>> BEGIN

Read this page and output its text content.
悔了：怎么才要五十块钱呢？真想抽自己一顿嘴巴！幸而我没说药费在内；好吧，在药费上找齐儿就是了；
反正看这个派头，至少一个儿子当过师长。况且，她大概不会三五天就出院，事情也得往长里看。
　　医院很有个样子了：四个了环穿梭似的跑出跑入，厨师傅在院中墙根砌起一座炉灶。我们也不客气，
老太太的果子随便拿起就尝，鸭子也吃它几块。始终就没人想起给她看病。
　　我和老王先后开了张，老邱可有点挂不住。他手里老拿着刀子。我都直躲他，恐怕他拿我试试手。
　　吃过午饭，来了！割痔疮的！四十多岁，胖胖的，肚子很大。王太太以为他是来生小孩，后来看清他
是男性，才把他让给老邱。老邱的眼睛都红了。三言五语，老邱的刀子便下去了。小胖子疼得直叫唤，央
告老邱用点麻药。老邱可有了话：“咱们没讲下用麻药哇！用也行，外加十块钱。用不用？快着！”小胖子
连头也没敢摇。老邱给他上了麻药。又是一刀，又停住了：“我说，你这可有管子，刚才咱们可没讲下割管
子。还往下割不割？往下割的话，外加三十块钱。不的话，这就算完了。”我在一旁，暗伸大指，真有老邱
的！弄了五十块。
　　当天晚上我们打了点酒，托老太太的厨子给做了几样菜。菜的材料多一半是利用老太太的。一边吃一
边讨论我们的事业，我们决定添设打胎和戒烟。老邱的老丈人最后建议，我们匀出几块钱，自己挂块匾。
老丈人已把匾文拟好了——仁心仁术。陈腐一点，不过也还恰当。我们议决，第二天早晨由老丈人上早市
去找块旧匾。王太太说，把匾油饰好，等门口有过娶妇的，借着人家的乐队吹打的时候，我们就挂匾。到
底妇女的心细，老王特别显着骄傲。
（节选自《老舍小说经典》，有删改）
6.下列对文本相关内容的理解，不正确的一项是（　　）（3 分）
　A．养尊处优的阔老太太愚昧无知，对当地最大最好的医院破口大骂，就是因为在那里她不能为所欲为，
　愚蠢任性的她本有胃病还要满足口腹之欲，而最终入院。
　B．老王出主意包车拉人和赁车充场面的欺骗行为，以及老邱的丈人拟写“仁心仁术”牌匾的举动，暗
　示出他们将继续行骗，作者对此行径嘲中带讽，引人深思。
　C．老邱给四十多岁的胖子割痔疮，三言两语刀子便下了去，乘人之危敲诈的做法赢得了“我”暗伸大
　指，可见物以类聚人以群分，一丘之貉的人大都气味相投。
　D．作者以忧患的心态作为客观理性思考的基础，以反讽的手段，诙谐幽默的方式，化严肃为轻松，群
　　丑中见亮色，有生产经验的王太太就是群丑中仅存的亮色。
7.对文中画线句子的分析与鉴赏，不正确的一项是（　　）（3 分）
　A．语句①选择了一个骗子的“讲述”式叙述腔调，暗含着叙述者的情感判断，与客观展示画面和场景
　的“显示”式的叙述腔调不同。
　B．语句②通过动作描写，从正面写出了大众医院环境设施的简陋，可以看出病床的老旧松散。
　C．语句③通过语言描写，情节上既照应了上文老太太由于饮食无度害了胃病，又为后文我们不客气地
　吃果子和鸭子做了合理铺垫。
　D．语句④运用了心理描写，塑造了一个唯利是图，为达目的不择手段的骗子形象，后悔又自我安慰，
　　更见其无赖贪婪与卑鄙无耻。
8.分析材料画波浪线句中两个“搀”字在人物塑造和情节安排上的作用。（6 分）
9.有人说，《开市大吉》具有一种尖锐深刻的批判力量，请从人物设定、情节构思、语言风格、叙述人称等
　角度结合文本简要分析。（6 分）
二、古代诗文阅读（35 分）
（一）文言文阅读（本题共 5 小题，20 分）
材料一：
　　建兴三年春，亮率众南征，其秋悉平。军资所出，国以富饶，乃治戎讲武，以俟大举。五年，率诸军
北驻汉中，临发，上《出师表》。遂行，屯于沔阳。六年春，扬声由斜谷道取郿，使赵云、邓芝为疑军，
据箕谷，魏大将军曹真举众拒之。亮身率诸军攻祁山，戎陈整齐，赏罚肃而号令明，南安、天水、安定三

>> END

Repeat each record exactly, leaving nothing out.

Read this page and output its text content.
悔了：怎么才要五十块钱呢？真想抽自己一顿嘴巴！幸而我没说药费在内；好吧，在药费上找齐儿就是了；
反正看这个派头，至少一个儿子当过师长。况且，她大概不会三五天就出院，事情也得往长里看。
　　医院很有个样子了：四个了环穿梭似的跑出跑入，厨师傅在院中墙根砌起一座炉灶。我们也不客气，
老太太的果子随便拿起就尝，鸭子也吃它几块。始终就没人想起给她看病。
　　我和老王先后开了张，老邱可有点挂不住。他手里老拿着刀子。我都直躲他，恐怕他拿我试试手。
　　吃过午饭，来了！割痔疮的！四十多岁，胖胖的，肚子很大。王太太以为他是来生小孩，后来看清他
是男性，才把他让给老邱。老邱的眼睛都红了。三言五语，老邱的刀子便下去了。小胖子疼得直叫唤，央
告老邱用点麻药。老邱可有了话：“咱们没讲下用麻药哇！用也行，外加十块钱。用不用？快着！”小胖子
连头也没敢摇。老邱给他上了麻药。又是一刀，又停住了：“我说，你这可有管子，刚才咱们可没讲下割管
子。还往下割不割？往下割的话，外加三十块钱。不的话，这就算完了。”我在一旁，暗伸大指，真有老邱
的！弄了五十块。
　　当天晚上我们打了点酒，托老太太的厨子给做了几样菜。菜的材料多一半是利用老太太的。一边吃一
边讨论我们的事业，我们决定添设打胎和戒烟。老邱的老丈人最后建议，我们匀出几块钱，自己挂块匾。
老丈人已把匾文拟好了——仁心仁术。陈腐一点，不过也还恰当。我们议决，第二天早晨由老丈人上早市
去找块旧匾。王太太说，把匾油饰好，等门口有过娶妇的，借着人家的乐队吹打的时候，我们就挂匾。到
底妇女的心细，老王特别显着骄傲。
（节选自《老舍小说经典》，有删改）
6.下列对文本相关内容的理解，不正确的一项是（　　）（3 分）
　A．养尊处优的阔老太太愚昧无知，对当地最大最好的医院破口大骂，就是因为在那里她不能为所欲为，
　愚蠢任性的她本有胃病还要满足口腹之欲，而最终入院。
　B．老王出主意包车拉人和赁车充场面的欺骗行为，以及老邱的丈人拟写“仁心仁术”牌匾的举动，暗
　示出他们将继续行骗，作者对此行径嘲中带讽，引人深思。
　C．老邱给四十多岁的胖子割痔疮，三言两语刀子便下了去，乘人之危敲诈的做法赢得了“我”暗伸大
　指，可见物以类聚人以群分，一丘之貉的人大都气味相投。
　D．作者以忧患的心态作为客观理性思考的基础，以反讽的手段，诙谐幽默的方式，化严肃为轻松，群
　　丑中见亮色，有生产经验的王太太就是群丑中仅存的亮色。
7.对文中画线句子的分析与鉴赏，不正确的一项是（　　）（3 分）
　A．语句①选择了一个骗子的“讲述”式叙述腔调，暗含着叙述者的情感判断，与客观展示画面和场景
　的“显示”式的叙述腔调不同。
　B．语句②通过动作描写，从正面写出了大众医院环境设施的简陋，可以看出病床的老旧松散。
　C．语句③通过语言描写，情节上既照应了上文老太太由于饮食无度害了胃病，又为后文我们不客气地
　吃果子和鸭子做了合理铺垫。
　D．语句④运用了心理描写，塑造了一个唯利是图，为达目的不择手段的骗子形象，后悔又自我安慰，
　　更见其无赖贪婪与卑鄙无耻。
8.分析材料画波浪线句中两个“搀”字在人物塑造和情节安排上的作用。（6 分）
9.有人说，《开市大吉》具有一种尖锐深刻的批判力量，请从人物设定、情节构思、语言风格、叙述人称等
　角度结合文本简要分析。（6 分）
二、古代诗文阅读（35 分）
（一）文言文阅读（本题共 5 小题，20 分）
材料一：
　　建兴三年春，亮率众南征，其秋悉平。军资所出，国以富饶，乃治戎讲武，以俟大举。五年，率诸军
北驻汉中，临发，上《出师表》。遂行，屯于沔阳。六年春，扬声由斜谷道取郿，使赵云、邓芝为疑军，
据箕谷，魏大将军曹真举众拒之。亮身率诸军攻祁山，戎陈整齐，赏罚肃而号令明，南安、天水、安定三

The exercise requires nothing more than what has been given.